- _INFORMATION SUPPLIED_
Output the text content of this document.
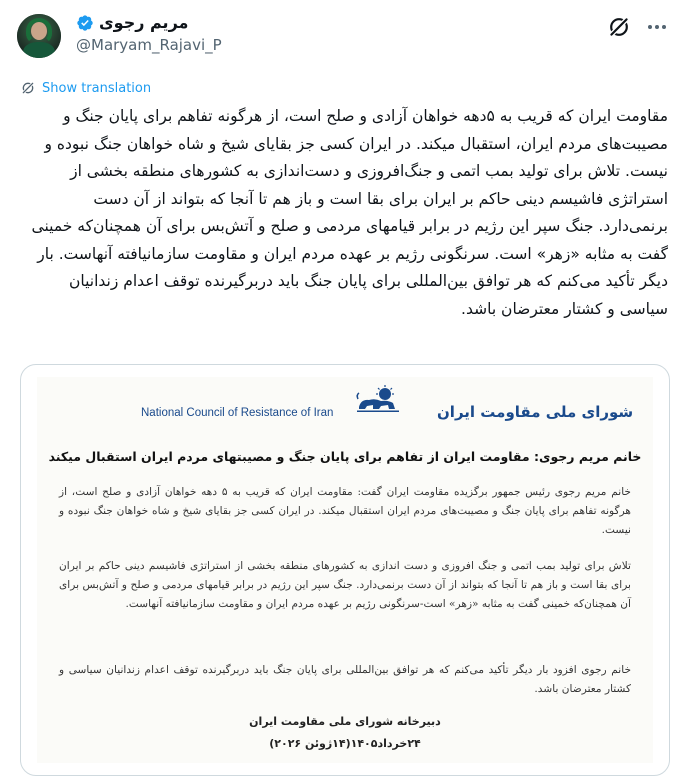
مریم رجوی
@Maryam_Rajavi_P
Show translation

مقاومت ایران که قریب به ۵دهه خواهان آزادی و صلح است، از هرگونه تفاهم برای پایان جنگ و مصیبت‌های مردم ایران، استقبال میکند. در ایران کسی جز بقایای شیخ و شاه خواهان جنگ نبوده و نیست. تلاش برای تولید بمب اتمی و جنگ‌افروزی و دست‌اندازی به کشورهای منطقه بخشی از استراتژی فاشیسم دینی حاکم بر ایران برای بقا است و باز هم تا آنجا که بتواند از آن دست برنمی‌دارد. جنگ سپر این رژیم در برابر قیامهای مردمی و صلح و آتش‌بس برای آن همچنان‌که خمینی گفت به مثابه «زهر» است. سرنگونی رژیم بر عهده مردم ایران و مقاومت سازمانیافته آنهاست. بار دیگر تأکید می‌کنم که هر توافق بین‌المللی برای پایان جنگ باید دربرگیرنده توقف اعدام زندانیان سیاسی و کشتار معترضان باشد.

National Council of Resistance of Iran	شورای ملی مقاومت ایران
خانم مریم رجوی: مقاومت ایران از تفاهم برای پایان جنگ و مصیبتهای مردم ایران استقبال میکند

خانم مریم رجوی رئیس جمهور برگزیده مقاومت ایران گفت: مقاومت ایران که قریب به ۵ دهه خواهان آزادی و صلح است، از هرگونه تفاهم برای پایان جنگ و مصیبت‌های مردم ایران استقبال میکند. در ایران کسی جز بقایای شیخ و شاه خواهان جنگ نبوده و نیست.

تلاش برای تولید بمب اتمی و جنگ افروزی و دست اندازی به کشورهای منطقه بخشی از استراتژی فاشیسم دینی حاکم بر ایران برای بقا است و باز هم تا آنجا که بتواند از آن دست برنمی‌دارد. جنگ سپر این رژیم در برابر قیامهای مردمی و صلح و آتش‌بس برای آن همچنان‌که خمینی گفت به مثابه «زهر» است-سرنگونی رژیم بر عهده مردم ایران و مقاومت سازمانیافته آنهاست.

خانم رجوی افزود بار دیگر تأکید می‌کنم که هر توافق بین‌المللی برای پایان جنگ باید دربرگیرنده توقف اعدام زندانیان سیاسی و کشتار معترضان باشد.

دبیرخانه شورای ملی مقاومت ایران
۲۴خرداد۱۴۰۵(۱۴ژوئن ۲۰۲۶)
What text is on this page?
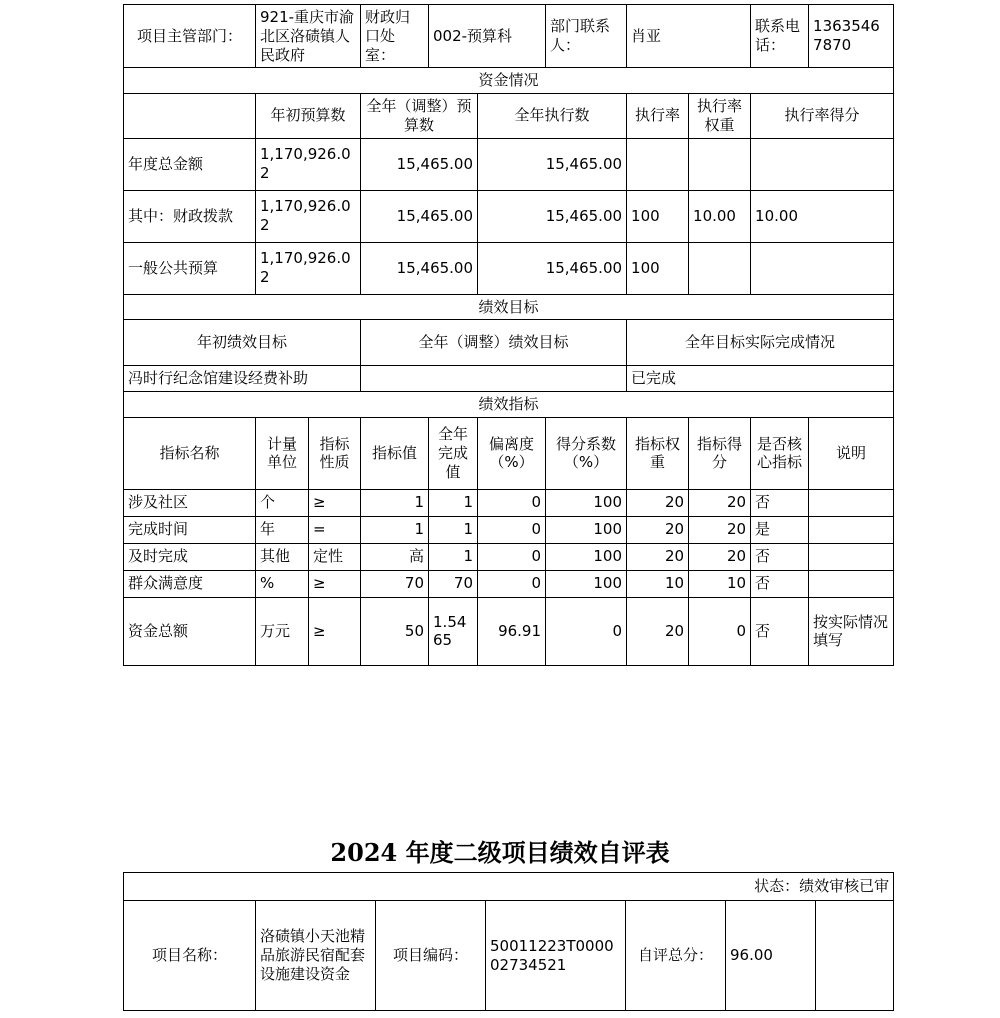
项目主管部门：	921-重庆市渝北区洛碛镇人民政府		财政归口处室：	002-预算科		部门联系人：	肖亚		联系电话：	13635467870
资金情况										
	年初预算数		全年（调整）预算数		全年执行数		执行率	执行率权重	执行率得分	
年度总金额	1,170,926.02		15,465.00		15,465.00					
其中：财政拨款	1,170,926.02		15,465.00		15,465.00		100	10.00	10.00	
一般公共预算	1,170,926.02		15,465.00		15,465.00		100			
绩效目标										
年初绩效目标			全年（调整）绩效目标				全年目标实际完成情况			
冯时行纪念馆建设经费补助							已完成			
绩效指标										
指标名称	计量单位	指标性质	指标值	全年完成值	偏离度（%）	得分系数（%）	指标权重	指标得分	是否核心指标	说明
涉及社区	个	≥	1	1	0	100	20	20	否	
完成时间	年	=	1	1	0	100	20	20	是	
及时完成	其他	定性	高	1	0	100	20	20	否	
群众满意度	%	≥	70	70	0	100	10	10	否	
资金总额	万元	≥	50	1.5465	96.91	0	20	0	否	按实际情况填写
2024 年度二级项目绩效自评表
状态：绩效审核已审
项目名称：	洛碛镇小天池精品旅游民宿配套设施建设资金	项目编码：	50011223T000002734521	自评总分：	96.00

- _WHAT IS NEEDED_
All preceding records should be duplicated verbatim, images excepted.

- _ANSWER TO THE PROBLEM_
Output the text content of this document.
مریم رجوی
@Maryam_Rajavi_P
Show translation

مقاومت ایران که قریب به ۵دهه خواهان آزادی و صلح است، از هرگونه تفاهم برای پایان جنگ و مصیبت‌های مردم ایران، استقبال میکند. در ایران کسی جز بقایای شیخ و شاه خواهان جنگ نبوده و نیست. تلاش برای تولید بمب اتمی و جنگ‌افروزی و دست‌اندازی به کشورهای منطقه بخشی از استراتژی فاشیسم دینی حاکم بر ایران برای بقا است و باز هم تا آنجا که بتواند از آن دست برنمی‌دارد. جنگ سپر این رژیم در برابر قیامهای مردمی و صلح و آتش‌بس برای آن همچنان‌که خمینی گفت به مثابه «زهر» است. سرنگونی رژیم بر عهده مردم ایران و مقاومت سازمانیافته آنهاست. بار دیگر تأکید می‌کنم که هر توافق بین‌المللی برای پایان جنگ باید دربرگیرنده توقف اعدام زندانیان سیاسی و کشتار معترضان باشد.

National Council of Resistance of Iran	شورای ملی مقاومت ایران
خانم مریم رجوی: مقاومت ایران از تفاهم برای پایان جنگ و مصیبتهای مردم ایران استقبال میکند

خانم مریم رجوی رئیس جمهور برگزیده مقاومت ایران گفت: مقاومت ایران که قریب به ۵ دهه خواهان آزادی و صلح است، از هرگونه تفاهم برای پایان جنگ و مصیبت‌های مردم ایران استقبال میکند. در ایران کسی جز بقایای شیخ و شاه خواهان جنگ نبوده و نیست.

تلاش برای تولید بمب اتمی و جنگ افروزی و دست اندازی به کشورهای منطقه بخشی از استراتژی فاشیسم دینی حاکم بر ایران برای بقا است و باز هم تا آنجا که بتواند از آن دست برنمی‌دارد. جنگ سپر این رژیم در برابر قیامهای مردمی و صلح و آتش‌بس برای آن همچنان‌که خمینی گفت به مثابه «زهر» است-سرنگونی رژیم بر عهده مردم ایران و مقاومت سازمانیافته آنهاست.

خانم رجوی افزود بار دیگر تأکید می‌کنم که هر توافق بین‌المللی برای پایان جنگ باید دربرگیرنده توقف اعدام زندانیان سیاسی و کشتار معترضان باشد.

دبیرخانه شورای ملی مقاومت ایران
۲۴خرداد۱۴۰۵(۱۴ژوئن ۲۰۲۶)
What text is on this page?
项目主管部门：	921-重庆市渝北区洛碛镇人民政府		财政归口处室：	002-预算科		部门联系人：	肖亚		联系电话：	13635467870
资金情况										
	年初预算数		全年（调整）预算数		全年执行数		执行率	执行率权重	执行率得分	
年度总金额	1,170,926.02		15,465.00		15,465.00					
其中：财政拨款	1,170,926.02		15,465.00		15,465.00		100	10.00	10.00	
一般公共预算	1,170,926.02		15,465.00		15,465.00		100			
绩效目标										
年初绩效目标			全年（调整）绩效目标				全年目标实际完成情况			
冯时行纪念馆建设经费补助							已完成			
绩效指标										
指标名称	计量单位	指标性质	指标值	全年完成值	偏离度（%）	得分系数（%）	指标权重	指标得分	是否核心指标	说明
涉及社区	个	≥	1	1	0	100	20	20	否	
完成时间	年	=	1	1	0	100	20	20	是	
及时完成	其他	定性	高	1	0	100	20	20	否	
群众满意度	%	≥	70	70	0	100	10	10	否	
资金总额	万元	≥	50	1.5465	96.91	0	20	0	否	按实际情况填写
2024 年度二级项目绩效自评表
状态：绩效审核已审
项目名称：	洛碛镇小天池精品旅游民宿配套设施建设资金	项目编码：	50011223T000002734521	自评总分：	96.00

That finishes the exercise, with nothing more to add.